- TEXT PROVIDED:

• • •

There are two basic types of UPS. (We will not try to deal with flywheels or other more esoteric devices in this limited space.)
- "Full-time" UPS, in which the equipment continuously powered from the re-created alternating current from the UPS. This is also known as a "double conversion" UPS.
- "Line-interactive" UPS, in which the equipment is actually running from normal building power, with some filtering, until power fails, whereupon the load is quickly switched to the actual UPS and the batteries start to drain. The prices of these units are kept down by making the rectifier large enough to charge the batteries, but not big enough for the full equipment load.
With full-time UPS, the equipment never sees the outage -- not even a ripple. Line-interactive UPS takes two or three power cycles (about 1/30 second) to switch to battery support -- a time short enough for equipment power supplies to maintain the computers. They "see" the interruption, but it rarely affects them.

• • •

Collected data:
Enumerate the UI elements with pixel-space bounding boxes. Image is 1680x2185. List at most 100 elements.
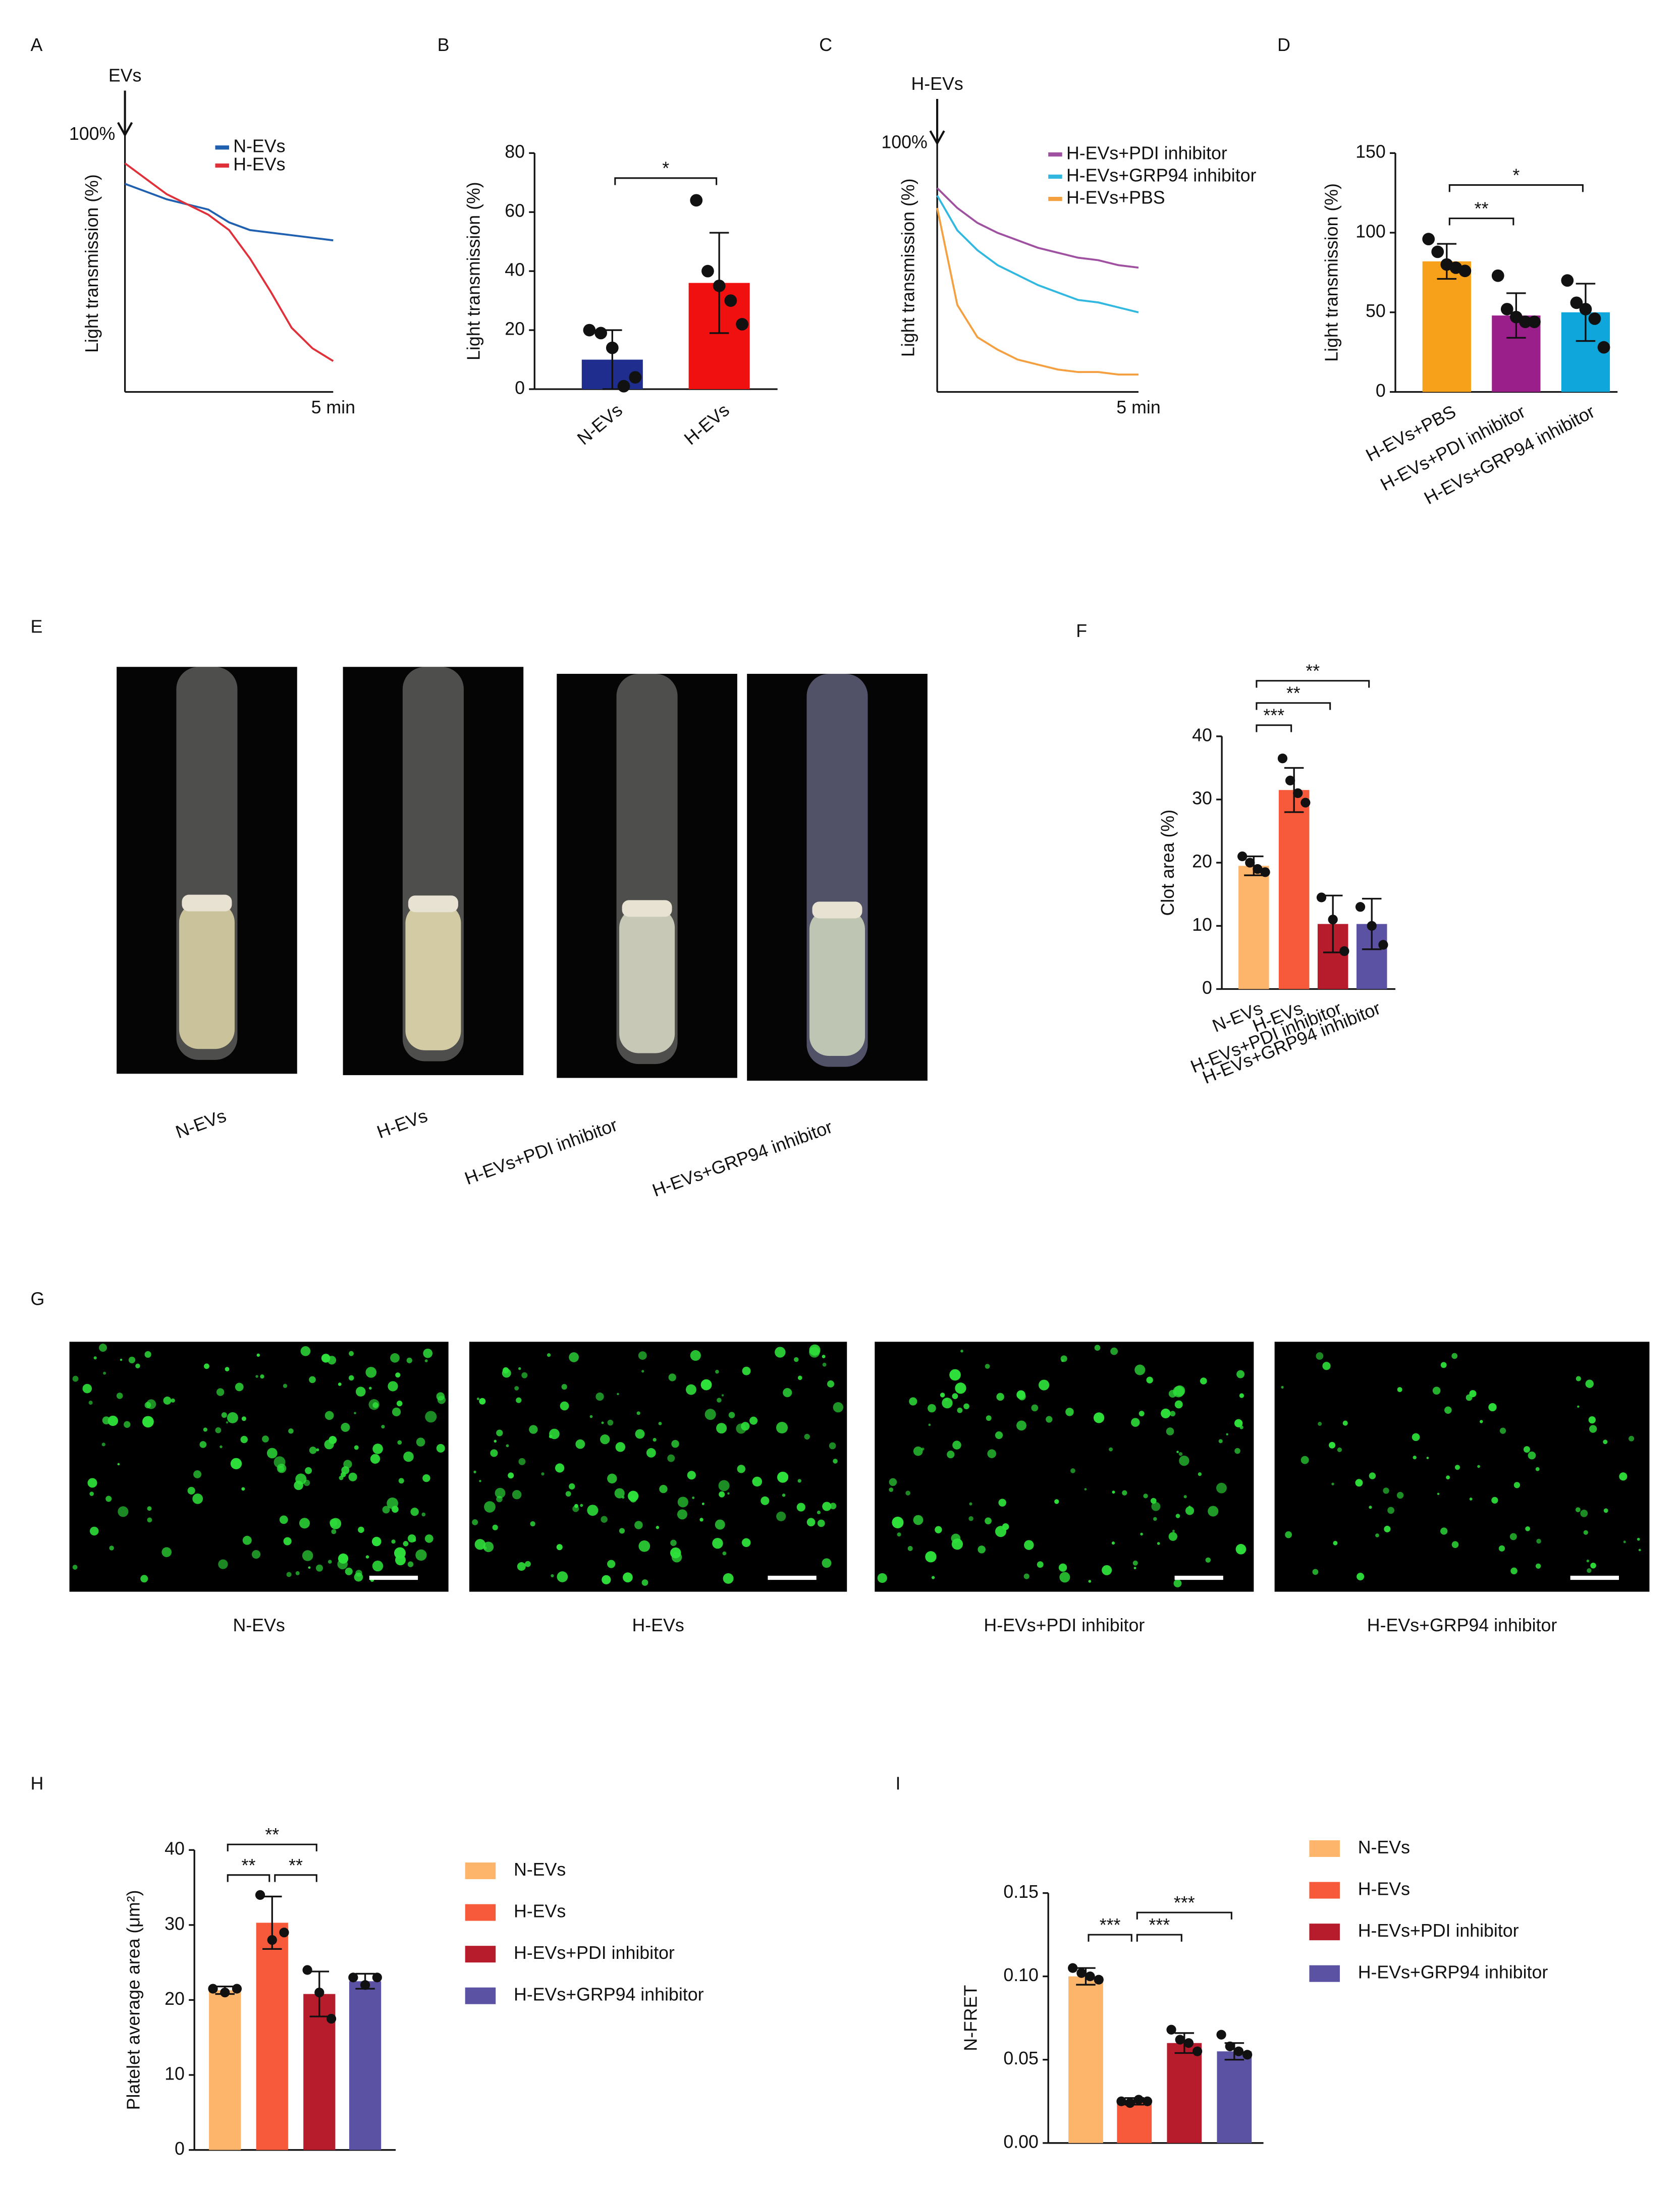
platelet-spot (561, 1384, 567, 1390)
platelet-spot (942, 1398, 953, 1409)
platelet-spot (830, 1503, 837, 1510)
tube-liquid (179, 902, 235, 1049)
platelet-spot (490, 1449, 498, 1457)
platelet-spot (636, 1411, 640, 1415)
bar (349, 1981, 382, 2150)
bar (1278, 790, 1310, 989)
platelet-spot (1396, 1491, 1404, 1499)
platelet-spot (587, 1505, 599, 1516)
data-point (220, 1987, 230, 1998)
platelet-spot (474, 1539, 486, 1550)
data-point (232, 1984, 242, 1994)
platelet-spot (530, 1521, 535, 1527)
platelet-spot (120, 1358, 123, 1361)
platelet-spot (897, 1532, 901, 1537)
platelet-spot (892, 1516, 904, 1528)
platelet-spot (135, 1363, 140, 1369)
data-point (1339, 946, 1349, 956)
platelet-spot (1469, 1498, 1473, 1501)
significance-bracket (1088, 1934, 1132, 1942)
significance-bracket (614, 177, 718, 185)
platelet-spot (382, 1506, 390, 1514)
platelet-spot (1426, 1457, 1429, 1459)
platelet-spot (89, 1491, 94, 1496)
platelet-spot (101, 1443, 105, 1447)
data-point (1528, 315, 1541, 329)
platelet-spot (521, 1372, 528, 1378)
data-point (267, 1935, 277, 1945)
bar (1238, 866, 1269, 989)
data-point (1293, 788, 1303, 798)
platelet-spot (1637, 1537, 1640, 1541)
platelet-spot (1112, 1490, 1115, 1494)
platelet-spot (1198, 1472, 1202, 1476)
fluorescence-image (469, 1342, 847, 1592)
platelet-spot (109, 1546, 114, 1551)
data-point (1192, 2046, 1203, 2056)
platelet-spot (388, 1381, 398, 1392)
platelet-spot (215, 1427, 222, 1433)
data-point (1285, 775, 1295, 786)
platelet-spot (483, 1541, 494, 1553)
platelet-spot (978, 1546, 986, 1554)
platelet-spot (72, 1375, 79, 1382)
platelet-spot (309, 1447, 317, 1454)
platelet-spot (107, 1415, 119, 1426)
data-point (1225, 2041, 1235, 2051)
platelet-spot (1322, 1362, 1331, 1370)
platelet-spot (1161, 1408, 1171, 1419)
y-tick-label: 0.05 (1003, 2048, 1039, 2068)
platelet-spot (395, 1372, 401, 1378)
platelet-spot (348, 1472, 357, 1481)
significance-bracket (1448, 184, 1584, 192)
y-tick-label: 80 (505, 142, 525, 162)
fluorescence-image (875, 1342, 1254, 1592)
data-point (1422, 233, 1435, 246)
platelet-spot (1312, 1569, 1319, 1575)
platelet-spot (220, 1445, 223, 1449)
platelet-spot (144, 1351, 151, 1358)
platelet-spot (1088, 1580, 1092, 1583)
platelet-spot (677, 1509, 687, 1520)
platelet-spot (406, 1357, 412, 1363)
platelet-spot (241, 1487, 245, 1491)
platelet-spot (1109, 1447, 1113, 1452)
platelet-spot (348, 1375, 354, 1381)
platelet-spot (1603, 1508, 1608, 1513)
significance-bracket (274, 1874, 317, 1882)
platelet-spot (889, 1478, 897, 1486)
platelet-spot (1139, 1411, 1145, 1417)
platelet-spot (484, 1501, 496, 1513)
platelet-spot (1583, 1530, 1588, 1535)
y-axis-label: Light transmission (%) (898, 178, 918, 357)
legend-label: H-EVs+GRP94 inhibitor (1066, 166, 1257, 186)
platelet-spot (670, 1539, 677, 1547)
platelet-spot (1236, 1370, 1245, 1378)
platelet-spot (1387, 1507, 1394, 1514)
platelet-spot (935, 1526, 942, 1533)
platelet-spot (1132, 1560, 1138, 1566)
platelet-spot (1432, 1387, 1441, 1395)
platelet-spot (518, 1458, 526, 1465)
data-point (583, 324, 596, 337)
annotation-arrowhead (117, 122, 133, 137)
y-tick-label: 0 (175, 2139, 185, 2159)
platelet-spot (913, 1515, 924, 1525)
platelet-spot (1444, 1406, 1452, 1414)
bar (1422, 261, 1471, 392)
platelet-spot (549, 1428, 560, 1440)
platelet-spot (905, 1490, 910, 1496)
data-point (1142, 2096, 1153, 2106)
platelet-spot (614, 1488, 625, 1499)
platelet-spot (193, 1470, 201, 1478)
platelet-spot (390, 1353, 400, 1363)
platelet-spot (518, 1367, 521, 1370)
platelet-spot (809, 1347, 820, 1358)
platelet-spot (877, 1573, 887, 1583)
y-axis-label: Platelet average area (μm²) (123, 1890, 143, 2110)
platelet-spot (723, 1573, 734, 1584)
platelet-spot (628, 1490, 639, 1502)
data-point (1355, 902, 1366, 912)
y-tick-label: 100% (881, 132, 927, 152)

• • •

- WHAT TO WORK ON:
1. Count the lines of the records that contain the string "label". Give only the number.
2. Continue the text on the two types of UPS from the point where it ends.
The records have no connection to the text about UPS types.

- FINAL ANSWERS:
1. 7

2.
Most of what follows assumes full-time UPS designs, since that is what is generally used in full-blown data centers. We must also caution about the use of line-interactive UPS with generators. Private generator power is not as well-stabilized as commercial power feeds. It's a lot better than darkness, but it can fool line-interactive UPS units into thinking power is being randomly restored and interrupted, causing the UPS to keep switching back and forth. As will be seen from what follows, this can ruin batteries, as well as the UPS, and the multiple switchovers can also be more than your hardware can tolerate.
So let's look at what can go wrong, and actually make the UPS "interruptible."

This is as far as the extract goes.